→ **Set exercise**: Quote the records that follow in full, leaving the pictures out.

→ **Records for the exercise**:

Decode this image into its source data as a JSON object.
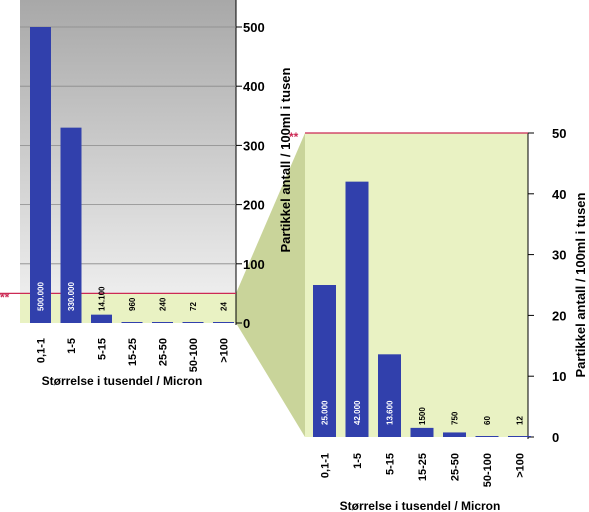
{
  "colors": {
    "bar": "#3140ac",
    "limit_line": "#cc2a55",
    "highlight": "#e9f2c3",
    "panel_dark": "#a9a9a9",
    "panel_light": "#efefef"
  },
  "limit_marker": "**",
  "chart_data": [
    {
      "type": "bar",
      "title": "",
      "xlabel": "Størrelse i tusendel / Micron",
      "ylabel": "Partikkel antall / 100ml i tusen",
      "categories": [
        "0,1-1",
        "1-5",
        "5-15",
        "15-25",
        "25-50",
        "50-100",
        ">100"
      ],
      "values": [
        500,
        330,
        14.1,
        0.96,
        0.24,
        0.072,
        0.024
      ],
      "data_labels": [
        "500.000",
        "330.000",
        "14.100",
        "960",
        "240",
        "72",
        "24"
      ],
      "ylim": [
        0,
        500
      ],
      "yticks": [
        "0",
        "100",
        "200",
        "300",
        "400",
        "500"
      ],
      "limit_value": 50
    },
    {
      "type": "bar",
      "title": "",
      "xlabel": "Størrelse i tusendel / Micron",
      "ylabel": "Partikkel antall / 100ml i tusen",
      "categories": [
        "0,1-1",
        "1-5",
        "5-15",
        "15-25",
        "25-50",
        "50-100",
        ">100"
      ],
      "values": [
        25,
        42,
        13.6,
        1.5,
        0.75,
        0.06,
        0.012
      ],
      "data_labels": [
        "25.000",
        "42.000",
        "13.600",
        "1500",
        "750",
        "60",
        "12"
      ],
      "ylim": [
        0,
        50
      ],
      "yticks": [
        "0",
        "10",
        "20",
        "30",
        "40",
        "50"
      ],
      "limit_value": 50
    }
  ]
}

→ **Problem solution**:
Decode this image into its source data as a JSON object.
{
  "colors": {
    "bar": "#3140ac",
    "limit_line": "#cc2a55",
    "highlight": "#e9f2c3",
    "panel_dark": "#a9a9a9",
    "panel_light": "#efefef"
  },
  "limit_marker": "**",
  "chart_data": [
    {
      "type": "bar",
      "title": "",
      "xlabel": "Størrelse i tusendel / Micron",
      "ylabel": "Partikkel antall / 100ml i tusen",
      "categories": [
        "0,1-1",
        "1-5",
        "5-15",
        "15-25",
        "25-50",
        "50-100",
        ">100"
      ],
      "values": [
        500,
        330,
        14.1,
        0.96,
        0.24,
        0.072,
        0.024
      ],
      "data_labels": [
        "500.000",
        "330.000",
        "14.100",
        "960",
        "240",
        "72",
        "24"
      ],
      "ylim": [
        0,
        500
      ],
      "yticks": [
        "0",
        "100",
        "200",
        "300",
        "400",
        "500"
      ],
      "limit_value": 50
    },
    {
      "type": "bar",
      "title": "",
      "xlabel": "Størrelse i tusendel / Micron",
      "ylabel": "Partikkel antall / 100ml i tusen",
      "categories": [
        "0,1-1",
        "1-5",
        "5-15",
        "15-25",
        "25-50",
        "50-100",
        ">100"
      ],
      "values": [
        25,
        42,
        13.6,
        1.5,
        0.75,
        0.06,
        0.012
      ],
      "data_labels": [
        "25.000",
        "42.000",
        "13.600",
        "1500",
        "750",
        "60",
        "12"
      ],
      "ylim": [
        0,
        50
      ],
      "yticks": [
        "0",
        "10",
        "20",
        "30",
        "40",
        "50"
      ],
      "limit_value": 50
    }
  ]
}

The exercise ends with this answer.